*DIRECTION*: In the listing, locate the line containing "Type out the text in this image.", then quote it and all following lines exactly. Omit pictures.

*Data excerpts*:

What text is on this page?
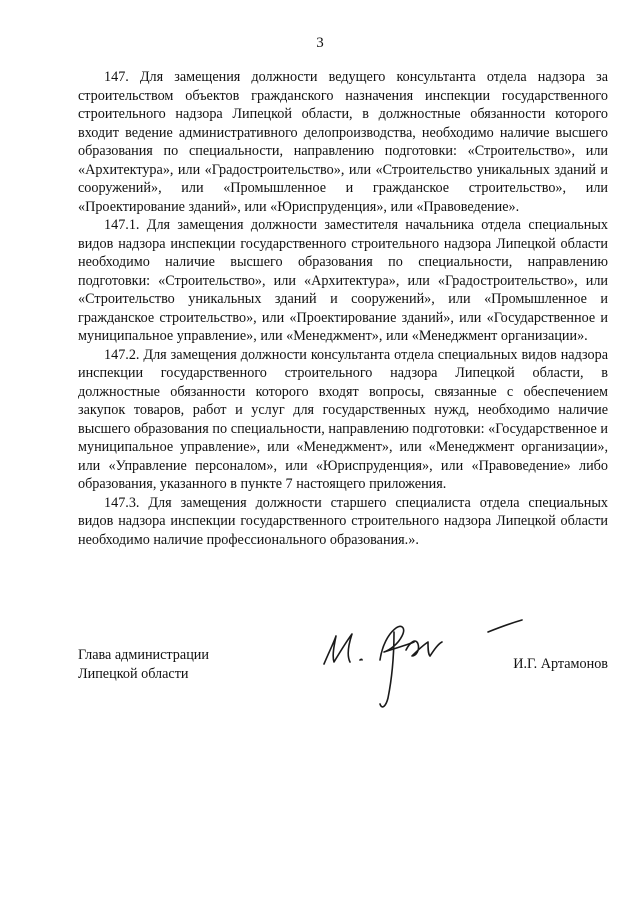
3

147. Для замещения должности ведущего консультанта отдела надзора за строительством объектов гражданского назначения инспекции государственного строительного надзора Липецкой области, в должностные обязанности которого входит ведение административного делопроизводства, необходимо наличие высшего образования по специальности, направлению подготовки: «Строительство», или «Архитектура», или «Градостроительство», или «Строительство уникальных зданий и сооружений», или «Промышленное и гражданское строительство», или «Проектирование зданий», или «Юриспруденция», или «Правоведение».

147.1. Для замещения должности заместителя начальника отдела специальных видов надзора инспекции государственного строительного надзора Липецкой области необходимо наличие высшего образования по специальности, направлению подготовки: «Строительство», или «Архитектура», или «Градостроительство», или «Строительство уникальных зданий и сооружений», или «Промышленное и гражданское строительство», или «Проектирование зданий», или «Государственное и муниципальное управление», или «Менеджмент», или «Менеджмент организации».

147.2. Для замещения должности консультанта отдела специальных видов надзора инспекции государственного строительного надзора Липецкой области, в должностные обязанности которого входят вопросы, связанные с обеспечением закупок товаров, работ и услуг для государственных нужд, необходимо наличие высшего образования по специальности, направлению подготовки: «Государственное и муниципальное управление», или «Менеджмент», или «Менеджмент организации», или «Управление персоналом», или «Юриспруденция», или «Правоведение» либо образования, указанного в пункте 7 настоящего приложения.

147.3. Для замещения должности старшего специалиста отдела специальных видов надзора инспекции государственного строительного надзора Липецкой области необходимо наличие профессионального образования.».

Глава администрации
Липецкой области
И.Г. Артамонов
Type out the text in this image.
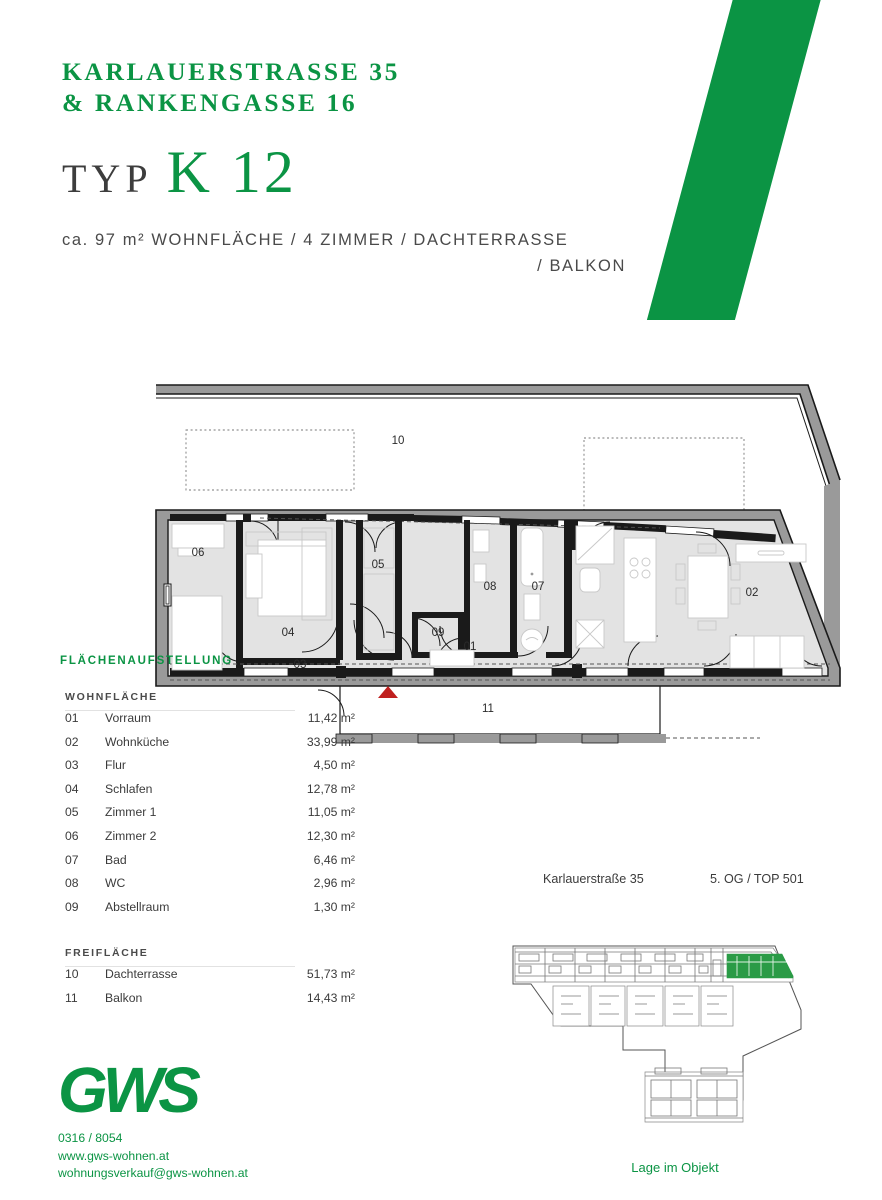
KARLAUERSTRASSE 35
& RANKENGASSE 16
TYP K 12
ca. 97 m² WOHNFLÄCHE / 4 ZIMMER / DACHTERRASSE
/ BALKON
10
11
06
04
03
05
09
08	07
01
02
FLÄCHENAUFSTELLUNG
WOHNFLÄCHE
01	Vorraum	11,42 m²
02	Wohnküche	33,99 m²
03	Flur	4,50 m²
04	Schlafen	12,78 m²
05	Zimmer 1	11,05 m²
06	Zimmer 2	12,30 m²
07	Bad	6,46 m²
08	WC	2,96 m²
09	Abstellraum	1,30 m²
FREIFLÄCHE
10	Dachterrasse	51,73 m²
11	Balkon	14,43 m²
GWS
0316 / 8054
www.gws-wohnen.at
wohnungsverkauf@gws-wohnen.at
Karlauerstraße 35	5. OG / TOP 501
Lage im Objekt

*FULL SOLUTION*:
Type out the text in this image.
KARLAUERSTRASSE 35
& RANKENGASSE 16
TYP K 12
ca. 97 m² WOHNFLÄCHE / 4 ZIMMER / DACHTERRASSE
/ BALKON
10
11
06
04
03
05
09
08	07
01
02
FLÄCHENAUFSTELLUNG
WOHNFLÄCHE
01	Vorraum	11,42 m²
02	Wohnküche	33,99 m²
03	Flur	4,50 m²
04	Schlafen	12,78 m²
05	Zimmer 1	11,05 m²
06	Zimmer 2	12,30 m²
07	Bad	6,46 m²
08	WC	2,96 m²
09	Abstellraum	1,30 m²
FREIFLÄCHE
10	Dachterrasse	51,73 m²
11	Balkon	14,43 m²
GWS
0316 / 8054
www.gws-wohnen.at
wohnungsverkauf@gws-wohnen.at
Karlauerstraße 35	5. OG / TOP 501
Lage im Objekt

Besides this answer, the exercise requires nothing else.